THE REQUEST
Your task is to reproduce the entries below word for word.

SUPPLIED DATA
───
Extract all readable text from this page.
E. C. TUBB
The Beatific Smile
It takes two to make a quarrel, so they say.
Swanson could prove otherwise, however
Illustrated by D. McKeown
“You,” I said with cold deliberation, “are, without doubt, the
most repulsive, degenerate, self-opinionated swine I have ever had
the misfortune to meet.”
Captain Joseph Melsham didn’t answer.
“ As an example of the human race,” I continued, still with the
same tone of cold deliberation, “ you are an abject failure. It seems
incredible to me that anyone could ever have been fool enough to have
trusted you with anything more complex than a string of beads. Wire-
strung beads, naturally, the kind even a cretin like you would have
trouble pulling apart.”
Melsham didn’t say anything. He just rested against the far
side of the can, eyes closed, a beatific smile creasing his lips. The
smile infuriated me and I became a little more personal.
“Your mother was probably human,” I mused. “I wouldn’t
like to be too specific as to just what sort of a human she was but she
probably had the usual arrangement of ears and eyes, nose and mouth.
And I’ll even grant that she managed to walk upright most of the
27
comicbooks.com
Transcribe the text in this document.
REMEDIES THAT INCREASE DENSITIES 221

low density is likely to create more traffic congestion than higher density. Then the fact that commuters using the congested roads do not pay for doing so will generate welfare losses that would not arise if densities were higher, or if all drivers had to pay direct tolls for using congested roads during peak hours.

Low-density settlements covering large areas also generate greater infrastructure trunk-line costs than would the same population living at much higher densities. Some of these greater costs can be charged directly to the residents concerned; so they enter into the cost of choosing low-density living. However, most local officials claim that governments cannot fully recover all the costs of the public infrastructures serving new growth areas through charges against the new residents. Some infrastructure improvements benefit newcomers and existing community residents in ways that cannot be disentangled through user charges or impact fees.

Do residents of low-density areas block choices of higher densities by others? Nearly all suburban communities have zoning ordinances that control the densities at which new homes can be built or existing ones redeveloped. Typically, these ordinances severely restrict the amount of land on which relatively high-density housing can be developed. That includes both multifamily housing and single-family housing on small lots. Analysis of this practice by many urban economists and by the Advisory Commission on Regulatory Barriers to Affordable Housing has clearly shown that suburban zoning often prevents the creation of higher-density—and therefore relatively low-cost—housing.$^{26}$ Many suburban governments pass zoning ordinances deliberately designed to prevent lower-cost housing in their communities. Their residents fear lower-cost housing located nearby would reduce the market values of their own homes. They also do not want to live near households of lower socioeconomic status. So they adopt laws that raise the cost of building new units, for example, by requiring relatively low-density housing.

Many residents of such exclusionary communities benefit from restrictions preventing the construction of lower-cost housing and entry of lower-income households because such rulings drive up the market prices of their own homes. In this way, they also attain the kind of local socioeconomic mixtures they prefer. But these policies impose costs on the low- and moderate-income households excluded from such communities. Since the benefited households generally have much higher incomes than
───
WRITTEN RESPONSE
Extract all readable text from this page.
E. C. TUBB
The Beatific Smile
It takes two to make a quarrel, so they say.
Swanson could prove otherwise, however
Illustrated by D. McKeown
“You,” I said with cold deliberation, “are, without doubt, the
most repulsive, degenerate, self-opinionated swine I have ever had
the misfortune to meet.”
Captain Joseph Melsham didn’t answer.
“ As an example of the human race,” I continued, still with the
same tone of cold deliberation, “ you are an abject failure. It seems
incredible to me that anyone could ever have been fool enough to have
trusted you with anything more complex than a string of beads. Wire-
strung beads, naturally, the kind even a cretin like you would have
trouble pulling apart.”
Melsham didn’t say anything. He just rested against the far
side of the can, eyes closed, a beatific smile creasing his lips. The
smile infuriated me and I became a little more personal.
“Your mother was probably human,” I mused. “I wouldn’t
like to be too specific as to just what sort of a human she was but she
probably had the usual arrangement of ears and eyes, nose and mouth.
And I’ll even grant that she managed to walk upright most of the
27
comicbooks.com
Transcribe the text in this document.
REMEDIES THAT INCREASE DENSITIES 221

low density is likely to create more traffic congestion than higher density. Then the fact that commuters using the congested roads do not pay for doing so will generate welfare losses that would not arise if densities were higher, or if all drivers had to pay direct tolls for using congested roads during peak hours.

Low-density settlements covering large areas also generate greater infrastructure trunk-line costs than would the same population living at much higher densities. Some of these greater costs can be charged directly to the residents concerned; so they enter into the cost of choosing low-density living. However, most local officials claim that governments cannot fully recover all the costs of the public infrastructures serving new growth areas through charges against the new residents. Some infrastructure improvements benefit newcomers and existing community residents in ways that cannot be disentangled through user charges or impact fees.

Do residents of low-density areas block choices of higher densities by others? Nearly all suburban communities have zoning ordinances that control the densities at which new homes can be built or existing ones redeveloped. Typically, these ordinances severely restrict the amount of land on which relatively high-density housing can be developed. That includes both multifamily housing and single-family housing on small lots. Analysis of this practice by many urban economists and by the Advisory Commission on Regulatory Barriers to Affordable Housing has clearly shown that suburban zoning often prevents the creation of higher-density—and therefore relatively low-cost—housing.$^{26}$ Many suburban governments pass zoning ordinances deliberately designed to prevent lower-cost housing in their communities. Their residents fear lower-cost housing located nearby would reduce the market values of their own homes. They also do not want to live near households of lower socioeconomic status. So they adopt laws that raise the cost of building new units, for example, by requiring relatively low-density housing.

Many residents of such exclusionary communities benefit from restrictions preventing the construction of lower-cost housing and entry of lower-income households because such rulings drive up the market prices of their own homes. In this way, they also attain the kind of local socioeconomic mixtures they prefer. But these policies impose costs on the low- and moderate-income households excluded from such communities. Since the benefited households generally have much higher incomes than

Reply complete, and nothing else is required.